Figure record listings
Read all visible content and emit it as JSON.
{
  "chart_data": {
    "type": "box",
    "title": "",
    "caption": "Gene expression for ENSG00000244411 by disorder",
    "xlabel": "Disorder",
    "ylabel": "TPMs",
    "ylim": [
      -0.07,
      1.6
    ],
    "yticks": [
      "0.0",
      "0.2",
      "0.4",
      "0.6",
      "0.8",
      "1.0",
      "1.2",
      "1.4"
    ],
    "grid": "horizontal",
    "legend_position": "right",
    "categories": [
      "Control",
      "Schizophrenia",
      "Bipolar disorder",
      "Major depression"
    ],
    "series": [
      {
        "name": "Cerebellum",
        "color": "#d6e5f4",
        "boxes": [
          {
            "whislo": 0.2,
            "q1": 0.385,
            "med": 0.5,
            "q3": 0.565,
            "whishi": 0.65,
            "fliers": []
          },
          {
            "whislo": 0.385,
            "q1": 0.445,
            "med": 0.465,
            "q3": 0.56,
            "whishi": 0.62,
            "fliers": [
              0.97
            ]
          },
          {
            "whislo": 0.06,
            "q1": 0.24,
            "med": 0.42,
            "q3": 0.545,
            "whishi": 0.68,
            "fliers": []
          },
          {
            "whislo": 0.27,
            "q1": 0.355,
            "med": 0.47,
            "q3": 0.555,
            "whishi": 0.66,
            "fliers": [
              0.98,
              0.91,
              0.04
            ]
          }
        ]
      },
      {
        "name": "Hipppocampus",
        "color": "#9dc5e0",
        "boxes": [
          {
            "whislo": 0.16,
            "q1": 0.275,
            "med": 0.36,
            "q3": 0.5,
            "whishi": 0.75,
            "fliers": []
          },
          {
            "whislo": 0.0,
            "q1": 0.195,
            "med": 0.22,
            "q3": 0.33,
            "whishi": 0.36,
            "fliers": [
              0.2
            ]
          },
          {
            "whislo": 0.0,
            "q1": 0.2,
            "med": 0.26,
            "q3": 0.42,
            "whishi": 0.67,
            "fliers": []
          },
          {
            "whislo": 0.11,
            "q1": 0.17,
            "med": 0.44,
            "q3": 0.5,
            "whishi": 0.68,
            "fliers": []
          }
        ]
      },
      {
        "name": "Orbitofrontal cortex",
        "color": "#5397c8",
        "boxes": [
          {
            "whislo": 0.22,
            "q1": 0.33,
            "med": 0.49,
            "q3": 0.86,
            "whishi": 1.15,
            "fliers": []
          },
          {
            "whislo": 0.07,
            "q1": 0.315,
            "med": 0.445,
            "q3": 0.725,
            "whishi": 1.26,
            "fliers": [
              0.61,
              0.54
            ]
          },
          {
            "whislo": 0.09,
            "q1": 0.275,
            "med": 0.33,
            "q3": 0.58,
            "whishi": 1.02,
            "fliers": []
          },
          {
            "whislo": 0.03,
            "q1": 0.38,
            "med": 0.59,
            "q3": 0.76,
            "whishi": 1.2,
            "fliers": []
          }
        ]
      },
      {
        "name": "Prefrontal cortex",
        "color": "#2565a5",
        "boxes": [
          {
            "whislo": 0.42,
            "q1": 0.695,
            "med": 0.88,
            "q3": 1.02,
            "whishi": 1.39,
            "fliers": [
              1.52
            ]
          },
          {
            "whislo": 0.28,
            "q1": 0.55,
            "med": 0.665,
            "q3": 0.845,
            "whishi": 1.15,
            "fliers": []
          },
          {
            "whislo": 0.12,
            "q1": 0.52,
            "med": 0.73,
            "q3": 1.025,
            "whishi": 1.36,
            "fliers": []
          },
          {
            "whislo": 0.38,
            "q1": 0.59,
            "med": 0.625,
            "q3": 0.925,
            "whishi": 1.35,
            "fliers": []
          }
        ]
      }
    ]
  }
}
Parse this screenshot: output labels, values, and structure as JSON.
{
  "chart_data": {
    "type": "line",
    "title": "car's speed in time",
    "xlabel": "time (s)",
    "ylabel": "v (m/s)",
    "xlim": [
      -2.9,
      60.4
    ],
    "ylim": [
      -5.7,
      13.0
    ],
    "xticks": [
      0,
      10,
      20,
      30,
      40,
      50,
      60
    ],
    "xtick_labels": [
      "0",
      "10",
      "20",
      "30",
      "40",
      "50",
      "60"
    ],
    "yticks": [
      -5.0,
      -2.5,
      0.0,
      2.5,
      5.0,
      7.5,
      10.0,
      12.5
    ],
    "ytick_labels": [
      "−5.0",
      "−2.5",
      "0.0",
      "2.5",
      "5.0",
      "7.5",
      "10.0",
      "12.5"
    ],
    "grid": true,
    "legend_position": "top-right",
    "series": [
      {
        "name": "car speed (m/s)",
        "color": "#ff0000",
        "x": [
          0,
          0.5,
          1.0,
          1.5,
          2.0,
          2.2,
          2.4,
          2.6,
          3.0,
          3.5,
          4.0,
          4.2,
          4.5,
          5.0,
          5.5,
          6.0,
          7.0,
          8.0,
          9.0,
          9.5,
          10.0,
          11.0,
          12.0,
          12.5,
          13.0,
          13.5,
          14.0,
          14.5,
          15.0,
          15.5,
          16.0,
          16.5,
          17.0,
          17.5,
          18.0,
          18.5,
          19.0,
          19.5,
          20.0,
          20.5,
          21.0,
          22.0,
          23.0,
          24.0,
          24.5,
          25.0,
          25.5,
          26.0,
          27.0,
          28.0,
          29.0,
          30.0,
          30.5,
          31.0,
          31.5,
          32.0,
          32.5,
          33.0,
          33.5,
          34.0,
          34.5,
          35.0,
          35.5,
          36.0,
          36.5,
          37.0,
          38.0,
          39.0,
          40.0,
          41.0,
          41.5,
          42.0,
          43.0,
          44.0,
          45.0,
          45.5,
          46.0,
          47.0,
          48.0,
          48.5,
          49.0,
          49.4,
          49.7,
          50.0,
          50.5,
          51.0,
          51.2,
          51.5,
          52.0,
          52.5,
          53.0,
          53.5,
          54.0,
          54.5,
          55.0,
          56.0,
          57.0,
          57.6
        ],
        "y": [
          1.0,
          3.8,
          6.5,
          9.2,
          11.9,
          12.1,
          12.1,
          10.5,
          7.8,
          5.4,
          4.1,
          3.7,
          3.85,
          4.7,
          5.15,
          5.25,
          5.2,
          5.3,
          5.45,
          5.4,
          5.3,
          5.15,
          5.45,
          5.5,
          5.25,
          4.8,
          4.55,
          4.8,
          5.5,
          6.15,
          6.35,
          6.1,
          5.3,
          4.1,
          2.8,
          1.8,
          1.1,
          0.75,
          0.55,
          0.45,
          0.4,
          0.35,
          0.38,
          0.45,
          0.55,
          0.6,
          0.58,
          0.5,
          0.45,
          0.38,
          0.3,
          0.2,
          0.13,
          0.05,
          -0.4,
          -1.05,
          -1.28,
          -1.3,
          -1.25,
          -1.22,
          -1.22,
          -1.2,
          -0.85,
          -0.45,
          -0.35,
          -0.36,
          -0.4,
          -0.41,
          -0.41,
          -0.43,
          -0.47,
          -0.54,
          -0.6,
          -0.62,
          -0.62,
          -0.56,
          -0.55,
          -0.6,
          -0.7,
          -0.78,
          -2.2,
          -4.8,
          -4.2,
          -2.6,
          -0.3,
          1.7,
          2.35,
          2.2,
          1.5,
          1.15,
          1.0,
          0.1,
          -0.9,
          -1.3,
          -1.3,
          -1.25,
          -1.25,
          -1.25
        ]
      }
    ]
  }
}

▶ _The task_
Look through the records and gather every line containing "speed".

▶ _Task response_
    "title": "car's speed in time",
        "name": "car speed (m/s)",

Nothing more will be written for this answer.